Data excerpts
* * * *
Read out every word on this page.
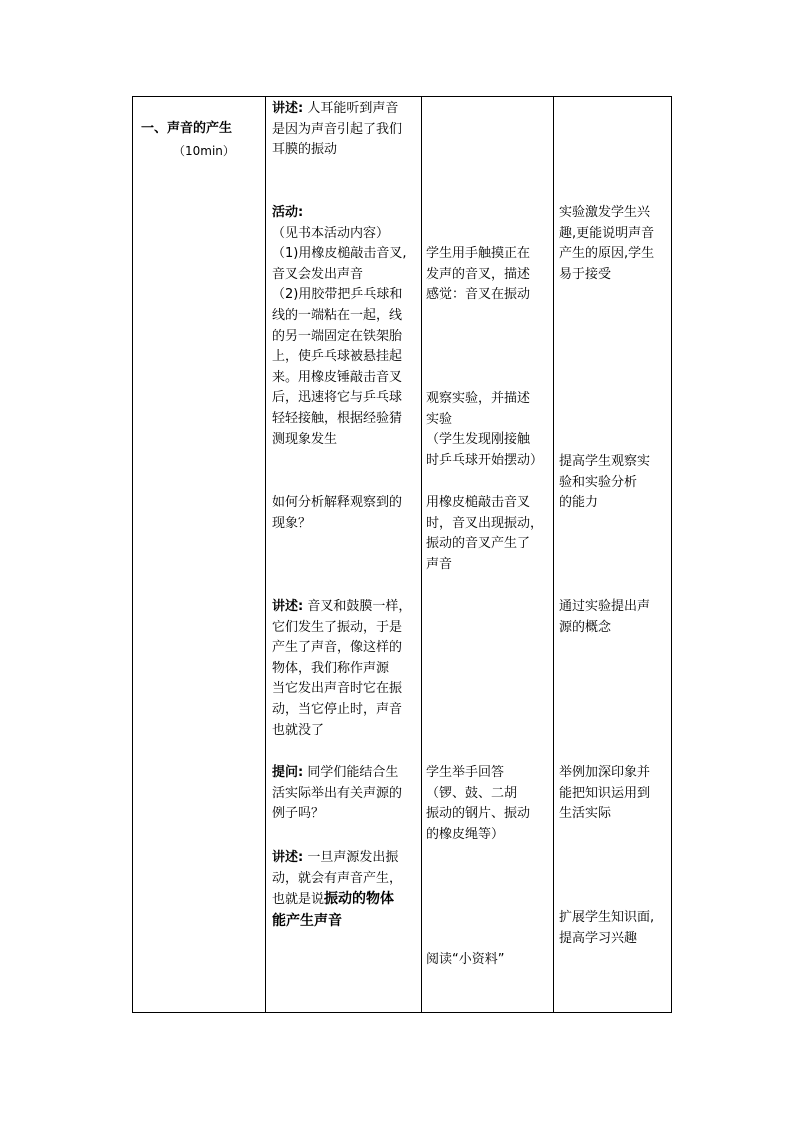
一、声音的产生
（10min）
讲述: 人耳能听到声音
是因为声音引起了我们
耳膜的振动
活动:
（见书本活动内容）
（1)用橡皮槌敲击音叉,
音叉会发出声音
（2)用胶带把乒乓球和
线的一端粘在一起，线
的另一端固定在铁架胎
上，使乒乓球被悬挂起
来。用橡皮锤敲击音叉
后，迅速将它与乒乓球
轻轻接触，根据经验猜
测现象发生
如何分析解释观察到的
现象？
讲述: 音叉和鼓膜一样，
它们发生了振动，于是
产生了声音，像这样的
物体，我们称作声源
当它发出声音时它在振
动，当它停止时，声音
也就没了
提问: 同学们能结合生
活实际举出有关声源的
例子吗？
讲述: 一旦声源发出振
动，就会有声音产生，
也就是说振动的物体
能产生声音
学生用手触摸正在
发声的音叉，描述
感觉：音叉在振动
观察实验，并描述
实验
（学生发现刚接触
时乒乓球开始摆动）
用橡皮槌敲击音叉
时，音叉出现振动，
振动的音叉产生了
声音
学生举手回答
（锣、鼓、二胡
振动的钢片、振动
的橡皮绳等）
阅读“小资料”
实验激发学生兴
趣,更能说明声音
产生的原因,学生
易于接受
提高学生观察实
验和实验分析
的能力
通过实验提出声
源的概念
举例加深印象并
能把知识运用到
生活实际
扩展学生知识面,
提高学习兴趣
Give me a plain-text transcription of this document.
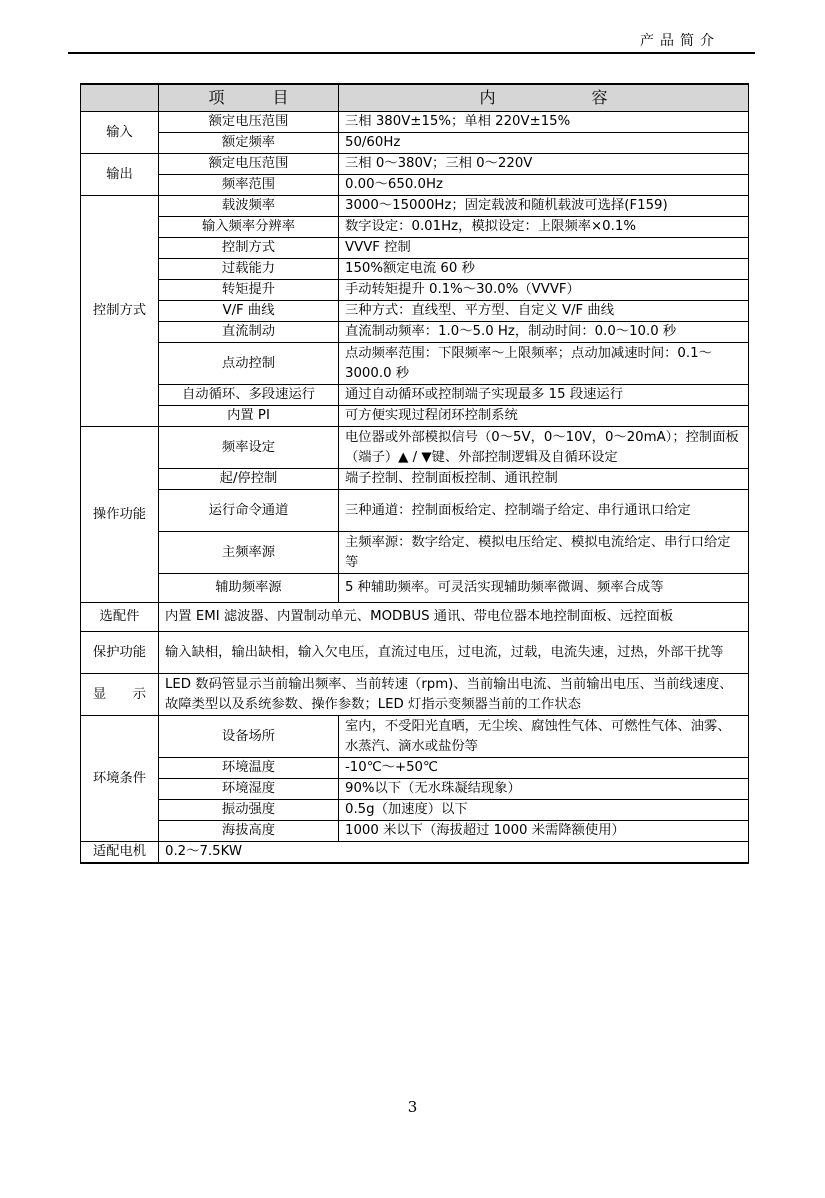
产品简介
	项　　　目	内　　　　　　容
输入	额定电压范围	三相 380V±15%；单相 220V±15%
	额定频率	50/60Hz
输出	额定电压范围	三相 0～380V；三相 0～220V
	频率范围	0.00～650.0Hz
控制方式	载波频率	3000～15000Hz；固定载波和随机载波可选择(F159)
	输入频率分辨率	数字设定：0.01Hz，模拟设定：上限频率×0.1%
	控制方式	VVVF 控制
	过载能力	150%额定电流 60 秒
	转矩提升	手动转矩提升 0.1%～30.0%（VVVF）
	V/F 曲线	三种方式：直线型、平方型、自定义 V/F 曲线
	直流制动	直流制动频率：1.0～5.0 Hz，制动时间：0.0～10.0 秒
	点动控制	点动频率范围：下限频率～上限频率；点动加减速时间：0.1～3000.0 秒
	自动循环、多段速运行	通过自动循环或控制端子实现最多 15 段速运行
	内置 PI	可方便实现过程闭环控制系统
操作功能	频率设定	电位器或外部模拟信号（0～5V，0～10V，0～20mA）；控制面板（端子）▲ / ▼键、外部控制逻辑及自循环设定
	起/停控制	端子控制、控制面板控制、通讯控制
	运行命令通道	三种通道：控制面板给定、控制端子给定、串行通讯口给定
	主频率源	主频率源：数字给定、模拟电压给定、模拟电流给定、串行口给定等
	辅助频率源	5 种辅助频率。可灵活实现辅助频率微调、频率合成等
选配件	内置 EMI 滤波器、内置制动单元、MODBUS 通讯、带电位器本地控制面板、远控面板	
保护功能	输入缺相，输出缺相，输入欠电压，直流过电压，过电流，过载，电流失速，过热，外部干扰等	
显　　示	LED 数码管显示当前输出频率、当前转速（rpm)、当前输出电流、当前输出电压、当前线速度、故障类型以及系统参数、操作参数；LED 灯指示变频器当前的工作状态	
环境条件	设备场所	室内，不受阳光直晒，无尘埃、腐蚀性气体、可燃性气体、油雾、水蒸汽、滴水或盐份等
	环境温度	-10℃～+50℃
	环境湿度	90%以下（无水珠凝结现象）
	振动强度	0.5g（加速度）以下
	海拔高度	1000 米以下（海拔超过 1000 米需降额使用）
适配电机	0.2～7.5KW	
3
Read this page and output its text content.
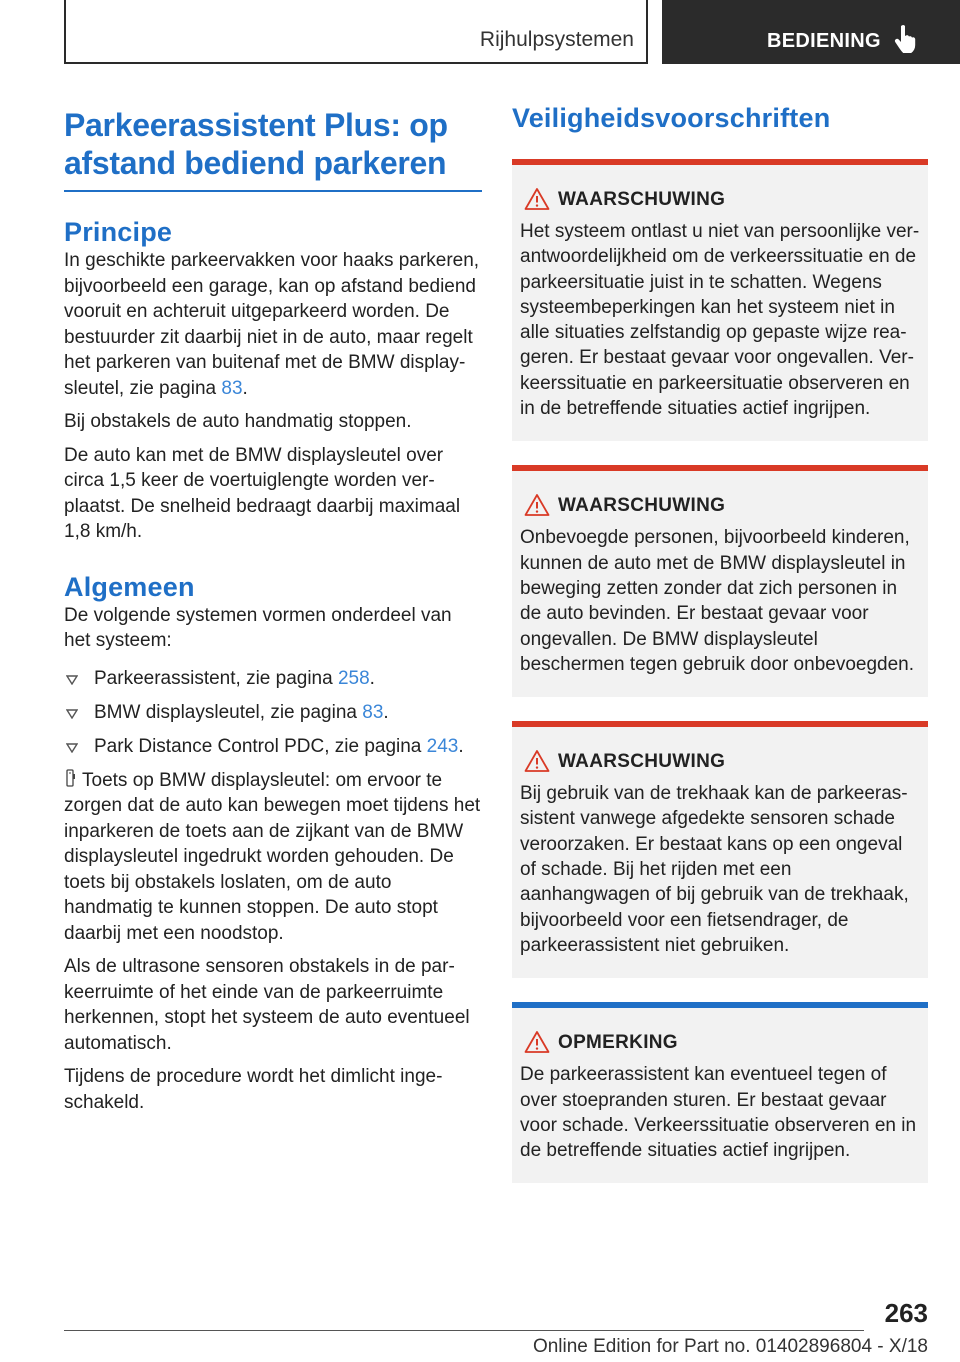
Rijhulpsystemen	BEDIENING
Parkeerassistent Plus: op
afstand bediend parkeren
Principe

In geschikte parkeervakken voor haaks parkeren, bijvoorbeeld een garage, kan op afstand bediend vooruit en achteruit uitgeparkeerd worden. De bestuurder zit daarbij niet in de auto, maar regelt het parkeren van buitenaf met de BMW displaysleutel, zie pagina 83.

Bij obstakels de auto handmatig stoppen.

De auto kan met de BMW displaysleutel over circa 1,5 keer de voertuiglengte worden verplaatst. De snelheid bedraagt daarbij maximaal 1,8 km/h.

Algemeen

De volgende systemen vormen onderdeel van het systeem:

Parkeerassistent, zie pagina 258.
BMW displaysleutel, zie pagina 83.
Park Distance Control PDC, zie pagina 243.

Toets op BMW displaysleutel: om ervoor te zorgen dat de auto kan bewegen moet tijdens het inparkeren de toets aan de zijkant van de BMW displaysleutel ingedrukt worden gehouden. De toets bij obstakels loslaten, om de auto handmatig te kunnen stoppen. De auto stopt daarbij met een noodstop.

Als de ultrasone sensoren obstakels in de parkeerruimte of het einde van de parkeerruimte herkennen, stopt het systeem de auto eventueel automatisch.

Tijdens de procedure wordt het dimlicht ingeschakeld.

Veiligheidsvoorschriften
WAARSCHUWING

Het systeem ontlast u niet van persoonlijke verantwoordelijkheid om de verkeerssituatie en de parkeersituatie juist in te schatten. Wegens systeembeperkingen kan het systeem niet in alle situaties zelfstandig op gepaste wijze reageren. Er bestaat gevaar voor ongevallen. Verkeerssituatie en parkeersituatie observeren en in de betreffende situaties actief ingrijpen.

WAARSCHUWING

Onbevoegde personen, bijvoorbeeld kinderen, kunnen de auto met de BMW displaysleutel in beweging zetten zonder dat zich personen in de auto bevinden. Er bestaat gevaar voor ongevallen. De BMW displaysleutel beschermen tegen gebruik door onbevoegden.

WAARSCHUWING

Bij gebruik van de trekhaak kan de parkeerassistent vanwege afgedekte sensoren schade veroorzaken. Er bestaat kans op een ongeval of schade. Bij het rijden met een aanhangwagen of bij gebruik van de trekhaak, bijvoorbeeld voor een fietsendrager, de parkeerassistent niet gebruiken.

OPMERKING

De parkeerassistent kan eventueel tegen of over stoepranden sturen. Er bestaat gevaar voor schade. Verkeerssituatie observeren en in de betreffende situaties actief ingrijpen.

263
Online Edition for Part no. 01402896804 - X/18
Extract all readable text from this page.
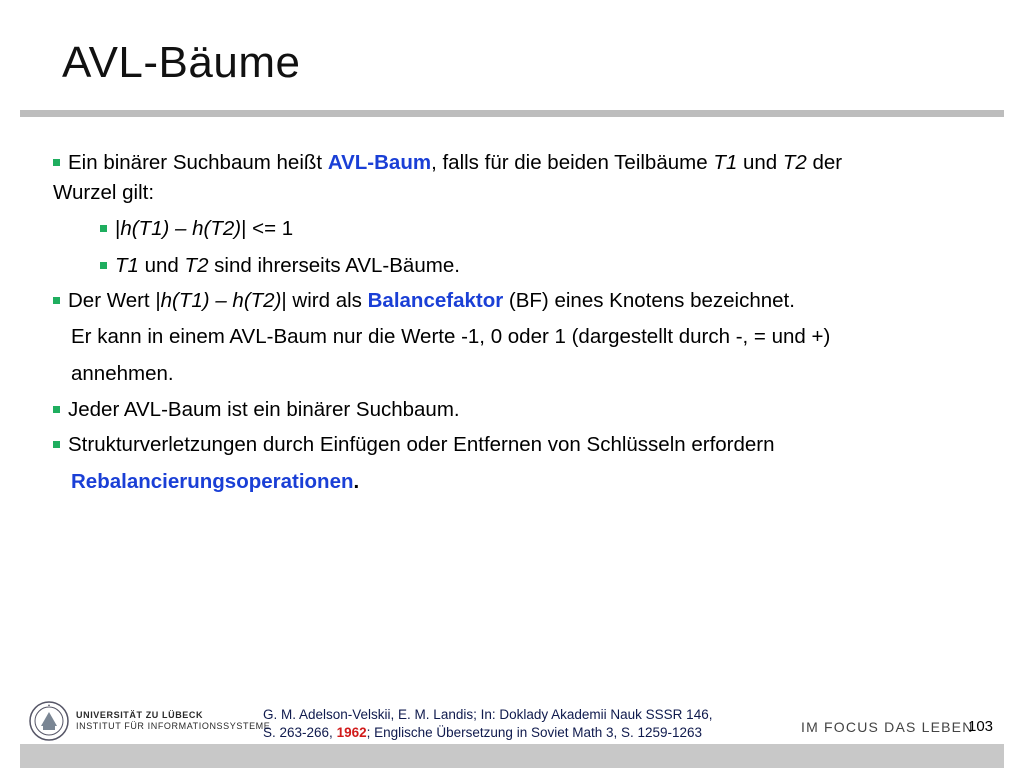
AVL-Bäume
Ein binärer Suchbaum heißt AVL-Baum, falls für die beiden Teilbäume T1 und T2 der
Wurzel gilt:
|h(T1) – h(T2)| <= 1
T1 und T2 sind ihrerseits AVL-Bäume.
Der Wert |h(T1) – h(T2)| wird als Balancefaktor (BF) eines Knotens bezeichnet.
Er kann in einem AVL-Baum nur die Werte -1, 0 oder 1 (dargestellt durch -, = und +)
annehmen.
Jeder AVL-Baum ist ein binärer Suchbaum.
Strukturverletzungen durch Einfügen oder Entfernen von Schlüsseln erfordern
Rebalancierungsoperationen.
UNIVERSITÄT ZU LÜBECK
INSTITUT FÜR INFORMATIONSSYSTEME
G. M. Adelson-Velskii, E. M. Landis; In: Doklady Akademii Nauk SSSR 146,
S. 263-266, 1962; Englische Übersetzung in Soviet Math 3, S. 1259-1263	IM FOCUS DAS LEBEN
103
* * * *
* _Work required_
Each record above must be returned exactly as written, with its pictures omitted.

* _Written answer_
Read out every word on this page.
一、声音的产生
（10min）
讲述: 人耳能听到声音
是因为声音引起了我们
耳膜的振动
活动:
（见书本活动内容）
（1)用橡皮槌敲击音叉,
音叉会发出声音
（2)用胶带把乒乓球和
线的一端粘在一起，线
的另一端固定在铁架胎
上，使乒乓球被悬挂起
来。用橡皮锤敲击音叉
后，迅速将它与乒乓球
轻轻接触，根据经验猜
测现象发生
如何分析解释观察到的
现象？
讲述: 音叉和鼓膜一样，
它们发生了振动，于是
产生了声音，像这样的
物体，我们称作声源
当它发出声音时它在振
动，当它停止时，声音
也就没了
提问: 同学们能结合生
活实际举出有关声源的
例子吗？
讲述: 一旦声源发出振
动，就会有声音产生，
也就是说振动的物体
能产生声音
学生用手触摸正在
发声的音叉，描述
感觉：音叉在振动
观察实验，并描述
实验
（学生发现刚接触
时乒乓球开始摆动）
用橡皮槌敲击音叉
时，音叉出现振动，
振动的音叉产生了
声音
学生举手回答
（锣、鼓、二胡
振动的钢片、振动
的橡皮绳等）
阅读“小资料”
实验激发学生兴
趣,更能说明声音
产生的原因,学生
易于接受
提高学生观察实
验和实验分析
的能力
通过实验提出声
源的概念
举例加深印象并
能把知识运用到
生活实际
扩展学生知识面,
提高学习兴趣
Give me a plain-text transcription of this document.
产品简介
	项　　　目	内　　　　　　容
输入	额定电压范围	三相 380V±15%；单相 220V±15%
	额定频率	50/60Hz
输出	额定电压范围	三相 0～380V；三相 0～220V
	频率范围	0.00～650.0Hz
控制方式	载波频率	3000～15000Hz；固定载波和随机载波可选择(F159)
	输入频率分辨率	数字设定：0.01Hz，模拟设定：上限频率×0.1%
	控制方式	VVVF 控制
	过载能力	150%额定电流 60 秒
	转矩提升	手动转矩提升 0.1%～30.0%（VVVF）
	V/F 曲线	三种方式：直线型、平方型、自定义 V/F 曲线
	直流制动	直流制动频率：1.0～5.0 Hz，制动时间：0.0～10.0 秒
	点动控制	点动频率范围：下限频率～上限频率；点动加减速时间：0.1～3000.0 秒
	自动循环、多段速运行	通过自动循环或控制端子实现最多 15 段速运行
	内置 PI	可方便实现过程闭环控制系统
操作功能	频率设定	电位器或外部模拟信号（0～5V，0～10V，0～20mA）；控制面板（端子）▲ / ▼键、外部控制逻辑及自循环设定
	起/停控制	端子控制、控制面板控制、通讯控制
	运行命令通道	三种通道：控制面板给定、控制端子给定、串行通讯口给定
	主频率源	主频率源：数字给定、模拟电压给定、模拟电流给定、串行口给定等
	辅助频率源	5 种辅助频率。可灵活实现辅助频率微调、频率合成等
选配件	内置 EMI 滤波器、内置制动单元、MODBUS 通讯、带电位器本地控制面板、远控面板	
保护功能	输入缺相，输出缺相，输入欠电压，直流过电压，过电流，过载，电流失速，过热，外部干扰等	
显　　示	LED 数码管显示当前输出频率、当前转速（rpm)、当前输出电流、当前输出电压、当前线速度、故障类型以及系统参数、操作参数；LED 灯指示变频器当前的工作状态	
环境条件	设备场所	室内，不受阳光直晒，无尘埃、腐蚀性气体、可燃性气体、油雾、水蒸汽、滴水或盐份等
	环境温度	-10℃～+50℃
	环境湿度	90%以下（无水珠凝结现象）
	振动强度	0.5g（加速度）以下
	海拔高度	1000 米以下（海拔超过 1000 米需降额使用）
适配电机	0.2～7.5KW	
3
Read this page and output its text content.
Rijhulpsystemen	BEDIENING
Parkeerassistent Plus: op
afstand bediend parkeren
Principe

In geschikte parkeervakken voor haaks parkeren, bijvoorbeeld een garage, kan op afstand bediend vooruit en achteruit uitgeparkeerd worden. De bestuurder zit daarbij niet in de auto, maar regelt het parkeren van buitenaf met de BMW displaysleutel, zie pagina 83.

Bij obstakels de auto handmatig stoppen.

De auto kan met de BMW displaysleutel over circa 1,5 keer de voertuiglengte worden verplaatst. De snelheid bedraagt daarbij maximaal 1,8 km/h.

Algemeen

De volgende systemen vormen onderdeel van het systeem:

Parkeerassistent, zie pagina 258.
BMW displaysleutel, zie pagina 83.
Park Distance Control PDC, zie pagina 243.

Toets op BMW displaysleutel: om ervoor te zorgen dat de auto kan bewegen moet tijdens het inparkeren de toets aan de zijkant van de BMW displaysleutel ingedrukt worden gehouden. De toets bij obstakels loslaten, om de auto handmatig te kunnen stoppen. De auto stopt daarbij met een noodstop.

Als de ultrasone sensoren obstakels in de parkeerruimte of het einde van de parkeerruimte herkennen, stopt het systeem de auto eventueel automatisch.

Tijdens de procedure wordt het dimlicht ingeschakeld.

Veiligheidsvoorschriften
WAARSCHUWING

Het systeem ontlast u niet van persoonlijke verantwoordelijkheid om de verkeerssituatie en de parkeersituatie juist in te schatten. Wegens systeembeperkingen kan het systeem niet in alle situaties zelfstandig op gepaste wijze reageren. Er bestaat gevaar voor ongevallen. Verkeerssituatie en parkeersituatie observeren en in de betreffende situaties actief ingrijpen.

WAARSCHUWING

Onbevoegde personen, bijvoorbeeld kinderen, kunnen de auto met de BMW displaysleutel in beweging zetten zonder dat zich personen in de auto bevinden. Er bestaat gevaar voor ongevallen. De BMW displaysleutel beschermen tegen gebruik door onbevoegden.

WAARSCHUWING

Bij gebruik van de trekhaak kan de parkeerassistent vanwege afgedekte sensoren schade veroorzaken. Er bestaat kans op een ongeval of schade. Bij het rijden met een aanhangwagen of bij gebruik van de trekhaak, bijvoorbeeld voor een fietsendrager, de parkeerassistent niet gebruiken.

OPMERKING

De parkeerassistent kan eventueel tegen of over stoepranden sturen. Er bestaat gevaar voor schade. Verkeerssituatie observeren en in de betreffende situaties actief ingrijpen.

263
Online Edition for Part no. 01402896804 - X/18
Extract all readable text from this page.
AVL-Bäume
Ein binärer Suchbaum heißt AVL-Baum, falls für die beiden Teilbäume T1 und T2 der
Wurzel gilt:
|h(T1) – h(T2)| <= 1
T1 und T2 sind ihrerseits AVL-Bäume.
Der Wert |h(T1) – h(T2)| wird als Balancefaktor (BF) eines Knotens bezeichnet.
Er kann in einem AVL-Baum nur die Werte -1, 0 oder 1 (dargestellt durch -, = und +)
annehmen.
Jeder AVL-Baum ist ein binärer Suchbaum.
Strukturverletzungen durch Einfügen oder Entfernen von Schlüsseln erfordern
Rebalancierungsoperationen.
UNIVERSITÄT ZU LÜBECK
INSTITUT FÜR INFORMATIONSSYSTEME
G. M. Adelson-Velskii, E. M. Landis; In: Doklady Akademii Nauk SSSR 146,
S. 263-266, 1962; Englische Übersetzung in Soviet Math 3, S. 1259-1263	IM FOCUS DAS LEBEN
103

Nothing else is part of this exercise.